* begin *
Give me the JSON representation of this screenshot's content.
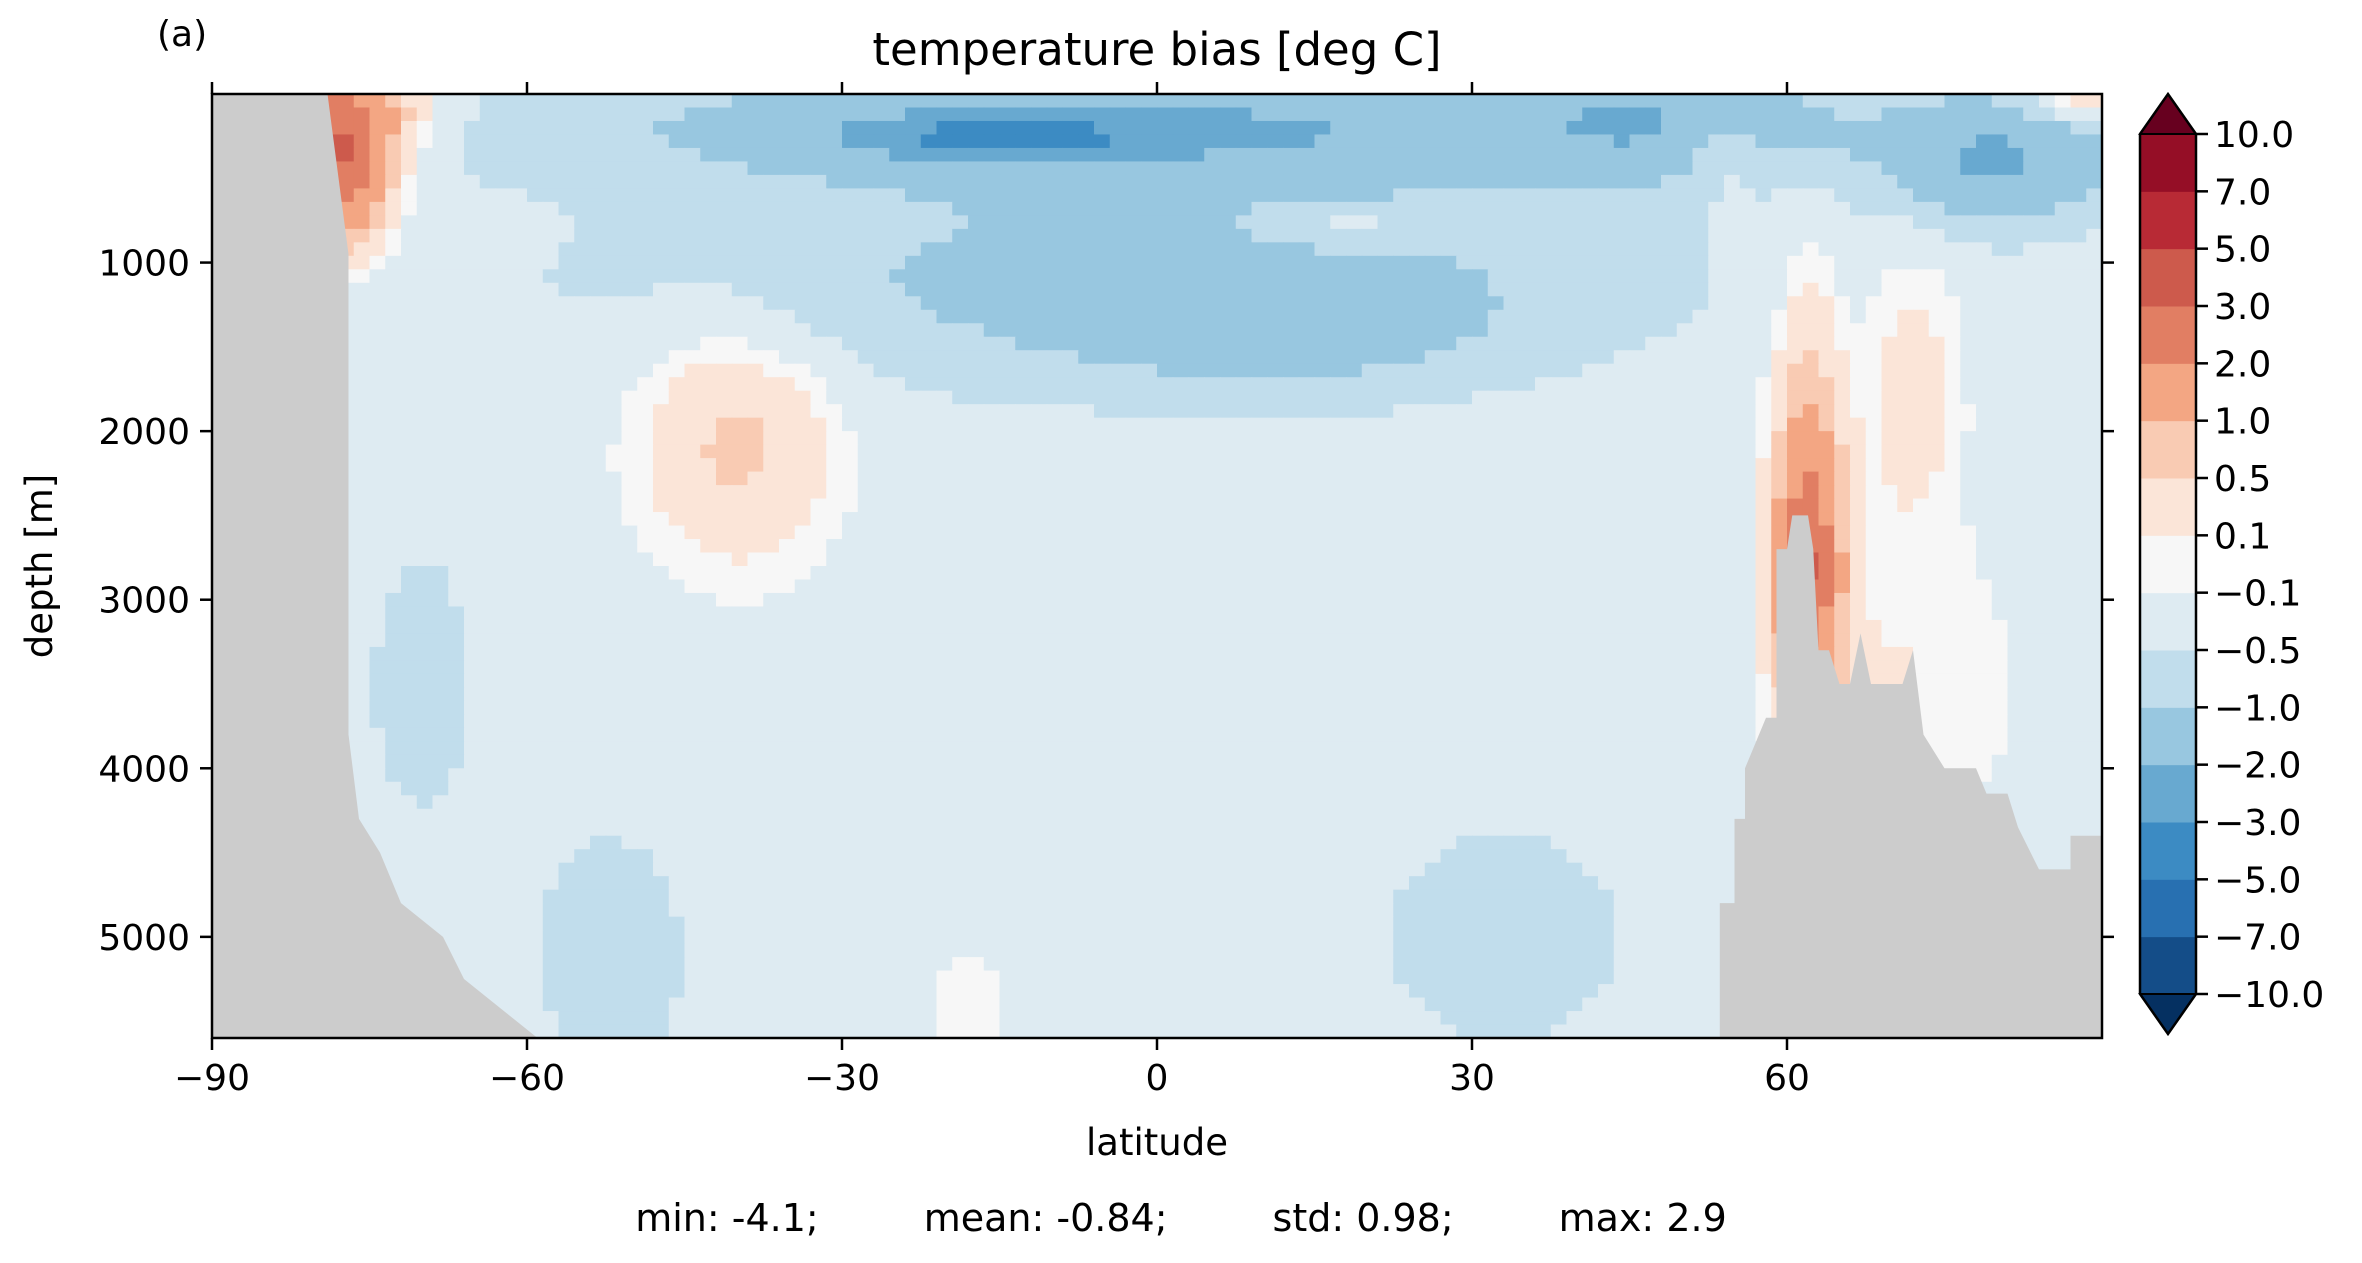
{
  "chart_data": {
    "type": "heatmap",
    "panel_label": "(a)",
    "title": "temperature bias [deg C]",
    "xlabel": "latitude",
    "ylabel": "depth [m]",
    "xlim": [
      -90,
      90
    ],
    "ylim": [
      5600,
      0
    ],
    "y_inverted": true,
    "x_ticks": [
      -90,
      -60,
      -30,
      0,
      30,
      60
    ],
    "x_tick_labels": [
      "−90",
      "−60",
      "−30",
      "0",
      "30",
      "60"
    ],
    "y_ticks": [
      1000,
      2000,
      3000,
      4000,
      5000
    ],
    "y_tick_labels": [
      "1000",
      "2000",
      "3000",
      "4000",
      "5000"
    ],
    "colorbar": {
      "extend": "both",
      "levels": [
        -10,
        -7,
        -5,
        -3,
        -2,
        -1,
        -0.5,
        -0.1,
        0.1,
        0.5,
        1,
        2,
        3,
        5,
        7,
        10
      ],
      "tick_labels": [
        "−10.0",
        "−7.0",
        "−5.0",
        "−3.0",
        "−2.0",
        "−1.0",
        "−0.5",
        "−0.1",
        "0.1",
        "0.5",
        "1.0",
        "2.0",
        "3.0",
        "5.0",
        "7.0",
        "10.0"
      ],
      "colors": [
        "#053061",
        "#144d88",
        "#2870b1",
        "#3c8bc3",
        "#68a9d0",
        "#98c7e0",
        "#c1ddec",
        "#deebf2",
        "#f7f7f7",
        "#fbe5d8",
        "#f9cbb3",
        "#f3a683",
        "#e17e63",
        "#cd5a4c",
        "#b82a35",
        "#950e26",
        "#67001f"
      ]
    },
    "land_color": "#cccccc",
    "bathymetry": {
      "south_margin": [
        [
          -79,
          0
        ],
        [
          -77,
          950
        ],
        [
          -77,
          3800
        ],
        [
          -76,
          4300
        ],
        [
          -74,
          4500
        ],
        [
          -72,
          4800
        ],
        [
          -70,
          4900
        ],
        [
          -68,
          5000
        ],
        [
          -66,
          5250
        ],
        [
          -64,
          5350
        ],
        [
          -61,
          5500
        ],
        [
          -59,
          5600
        ]
      ],
      "north_margin": [
        [
          53.6,
          5600
        ],
        [
          53.6,
          4800
        ],
        [
          55,
          4800
        ],
        [
          55,
          4300
        ],
        [
          56,
          4300
        ],
        [
          56,
          4000
        ],
        [
          58,
          3700
        ],
        [
          59,
          3700
        ],
        [
          59,
          2700
        ],
        [
          60,
          2700
        ],
        [
          60.5,
          2500
        ],
        [
          62,
          2500
        ],
        [
          62.5,
          2700
        ],
        [
          63,
          3300
        ],
        [
          64,
          3300
        ],
        [
          65,
          3500
        ],
        [
          66,
          3500
        ],
        [
          67,
          3200
        ],
        [
          68,
          3500
        ],
        [
          71,
          3500
        ],
        [
          72,
          3300
        ],
        [
          73,
          3800
        ],
        [
          75,
          4000
        ],
        [
          78,
          4000
        ],
        [
          79,
          4150
        ],
        [
          81,
          4150
        ],
        [
          82,
          4350
        ],
        [
          84,
          4600
        ],
        [
          87,
          4600
        ],
        [
          87,
          4400
        ],
        [
          90,
          4400
        ],
        [
          90,
          5600
        ]
      ]
    },
    "bias_field": {
      "background": -0.3,
      "blobs": [
        {
          "lat": -3,
          "depth": 1100,
          "sx": 32,
          "sy": 420,
          "amp": -0.9
        },
        {
          "lat": 5,
          "depth": 200,
          "sx": 38,
          "sy": 250,
          "amp": -1.7
        },
        {
          "lat": -15,
          "depth": 250,
          "sx": 10,
          "sy": 90,
          "amp": -1.8
        },
        {
          "lat": 12,
          "depth": 1350,
          "sx": 13,
          "sy": 260,
          "amp": -0.9
        },
        {
          "lat": 48,
          "depth": 150,
          "sx": 9,
          "sy": 250,
          "amp": -0.9
        },
        {
          "lat": 80,
          "depth": 400,
          "sx": 7,
          "sy": 250,
          "amp": -1.7
        },
        {
          "lat": -78,
          "depth": 350,
          "sx": 3.5,
          "sy": 350,
          "amp": 3.5
        },
        {
          "lat": -73,
          "depth": 100,
          "sx": 4,
          "sy": 150,
          "amp": 0.7
        },
        {
          "lat": -40,
          "depth": 2050,
          "sx": 7,
          "sy": 560,
          "amp": 0.9
        },
        {
          "lat": 62,
          "depth": 2850,
          "sx": 2.2,
          "sy": 520,
          "amp": 2.8
        },
        {
          "lat": 62,
          "depth": 1900,
          "sx": 2.5,
          "sy": 700,
          "amp": 0.9
        },
        {
          "lat": 72,
          "depth": 1700,
          "sx": 3.5,
          "sy": 600,
          "amp": 0.6
        },
        {
          "lat": 71,
          "depth": 3500,
          "sx": 9,
          "sy": 700,
          "amp": 0.4
        },
        {
          "lat": 88,
          "depth": 50,
          "sx": 4,
          "sy": 80,
          "amp": 1.0
        },
        {
          "lat": 54,
          "depth": 300,
          "sx": 3,
          "sy": 200,
          "amp": 0.8
        },
        {
          "lat": 18,
          "depth": 800,
          "sx": 6,
          "sy": 100,
          "amp": 0.6
        },
        {
          "lat": -18,
          "depth": 5400,
          "sx": 4,
          "sy": 300,
          "amp": 0.3
        },
        {
          "lat": 33,
          "depth": 5000,
          "sx": 8,
          "sy": 450,
          "amp": -0.5
        },
        {
          "lat": -52,
          "depth": 5100,
          "sx": 5,
          "sy": 500,
          "amp": -0.5
        },
        {
          "lat": -70,
          "depth": 3500,
          "sx": 5,
          "sy": 800,
          "amp": -0.3
        }
      ]
    },
    "stats": {
      "min": "min: -4.1;",
      "mean": "mean: -0.84;",
      "std": "std: 0.98;",
      "max": "max: 2.9"
    }
  }
}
* end *
Task:
Take the entries shown above and quote them verbatim, passing over the pictures.

Complete output:
Give me the JSON representation of this screenshot's content.
{
  "chart_data": {
    "type": "heatmap",
    "panel_label": "(a)",
    "title": "temperature bias [deg C]",
    "xlabel": "latitude",
    "ylabel": "depth [m]",
    "xlim": [
      -90,
      90
    ],
    "ylim": [
      5600,
      0
    ],
    "y_inverted": true,
    "x_ticks": [
      -90,
      -60,
      -30,
      0,
      30,
      60
    ],
    "x_tick_labels": [
      "−90",
      "−60",
      "−30",
      "0",
      "30",
      "60"
    ],
    "y_ticks": [
      1000,
      2000,
      3000,
      4000,
      5000
    ],
    "y_tick_labels": [
      "1000",
      "2000",
      "3000",
      "4000",
      "5000"
    ],
    "colorbar": {
      "extend": "both",
      "levels": [
        -10,
        -7,
        -5,
        -3,
        -2,
        -1,
        -0.5,
        -0.1,
        0.1,
        0.5,
        1,
        2,
        3,
        5,
        7,
        10
      ],
      "tick_labels": [
        "−10.0",
        "−7.0",
        "−5.0",
        "−3.0",
        "−2.0",
        "−1.0",
        "−0.5",
        "−0.1",
        "0.1",
        "0.5",
        "1.0",
        "2.0",
        "3.0",
        "5.0",
        "7.0",
        "10.0"
      ],
      "colors": [
        "#053061",
        "#144d88",
        "#2870b1",
        "#3c8bc3",
        "#68a9d0",
        "#98c7e0",
        "#c1ddec",
        "#deebf2",
        "#f7f7f7",
        "#fbe5d8",
        "#f9cbb3",
        "#f3a683",
        "#e17e63",
        "#cd5a4c",
        "#b82a35",
        "#950e26",
        "#67001f"
      ]
    },
    "land_color": "#cccccc",
    "bathymetry": {
      "south_margin": [
        [
          -79,
          0
        ],
        [
          -77,
          950
        ],
        [
          -77,
          3800
        ],
        [
          -76,
          4300
        ],
        [
          -74,
          4500
        ],
        [
          -72,
          4800
        ],
        [
          -70,
          4900
        ],
        [
          -68,
          5000
        ],
        [
          -66,
          5250
        ],
        [
          -64,
          5350
        ],
        [
          -61,
          5500
        ],
        [
          -59,
          5600
        ]
      ],
      "north_margin": [
        [
          53.6,
          5600
        ],
        [
          53.6,
          4800
        ],
        [
          55,
          4800
        ],
        [
          55,
          4300
        ],
        [
          56,
          4300
        ],
        [
          56,
          4000
        ],
        [
          58,
          3700
        ],
        [
          59,
          3700
        ],
        [
          59,
          2700
        ],
        [
          60,
          2700
        ],
        [
          60.5,
          2500
        ],
        [
          62,
          2500
        ],
        [
          62.5,
          2700
        ],
        [
          63,
          3300
        ],
        [
          64,
          3300
        ],
        [
          65,
          3500
        ],
        [
          66,
          3500
        ],
        [
          67,
          3200
        ],
        [
          68,
          3500
        ],
        [
          71,
          3500
        ],
        [
          72,
          3300
        ],
        [
          73,
          3800
        ],
        [
          75,
          4000
        ],
        [
          78,
          4000
        ],
        [
          79,
          4150
        ],
        [
          81,
          4150
        ],
        [
          82,
          4350
        ],
        [
          84,
          4600
        ],
        [
          87,
          4600
        ],
        [
          87,
          4400
        ],
        [
          90,
          4400
        ],
        [
          90,
          5600
        ]
      ]
    },
    "bias_field": {
      "background": -0.3,
      "blobs": [
        {
          "lat": -3,
          "depth": 1100,
          "sx": 32,
          "sy": 420,
          "amp": -0.9
        },
        {
          "lat": 5,
          "depth": 200,
          "sx": 38,
          "sy": 250,
          "amp": -1.7
        },
        {
          "lat": -15,
          "depth": 250,
          "sx": 10,
          "sy": 90,
          "amp": -1.8
        },
        {
          "lat": 12,
          "depth": 1350,
          "sx": 13,
          "sy": 260,
          "amp": -0.9
        },
        {
          "lat": 48,
          "depth": 150,
          "sx": 9,
          "sy": 250,
          "amp": -0.9
        },
        {
          "lat": 80,
          "depth": 400,
          "sx": 7,
          "sy": 250,
          "amp": -1.7
        },
        {
          "lat": -78,
          "depth": 350,
          "sx": 3.5,
          "sy": 350,
          "amp": 3.5
        },
        {
          "lat": -73,
          "depth": 100,
          "sx": 4,
          "sy": 150,
          "amp": 0.7
        },
        {
          "lat": -40,
          "depth": 2050,
          "sx": 7,
          "sy": 560,
          "amp": 0.9
        },
        {
          "lat": 62,
          "depth": 2850,
          "sx": 2.2,
          "sy": 520,
          "amp": 2.8
        },
        {
          "lat": 62,
          "depth": 1900,
          "sx": 2.5,
          "sy": 700,
          "amp": 0.9
        },
        {
          "lat": 72,
          "depth": 1700,
          "sx": 3.5,
          "sy": 600,
          "amp": 0.6
        },
        {
          "lat": 71,
          "depth": 3500,
          "sx": 9,
          "sy": 700,
          "amp": 0.4
        },
        {
          "lat": 88,
          "depth": 50,
          "sx": 4,
          "sy": 80,
          "amp": 1.0
        },
        {
          "lat": 54,
          "depth": 300,
          "sx": 3,
          "sy": 200,
          "amp": 0.8
        },
        {
          "lat": 18,
          "depth": 800,
          "sx": 6,
          "sy": 100,
          "amp": 0.6
        },
        {
          "lat": -18,
          "depth": 5400,
          "sx": 4,
          "sy": 300,
          "amp": 0.3
        },
        {
          "lat": 33,
          "depth": 5000,
          "sx": 8,
          "sy": 450,
          "amp": -0.5
        },
        {
          "lat": -52,
          "depth": 5100,
          "sx": 5,
          "sy": 500,
          "amp": -0.5
        },
        {
          "lat": -70,
          "depth": 3500,
          "sx": 5,
          "sy": 800,
          "amp": -0.3
        }
      ]
    },
    "stats": {
      "min": "min: -4.1;",
      "mean": "mean: -0.84;",
      "std": "std: 0.98;",
      "max": "max: 2.9"
    }
  }
}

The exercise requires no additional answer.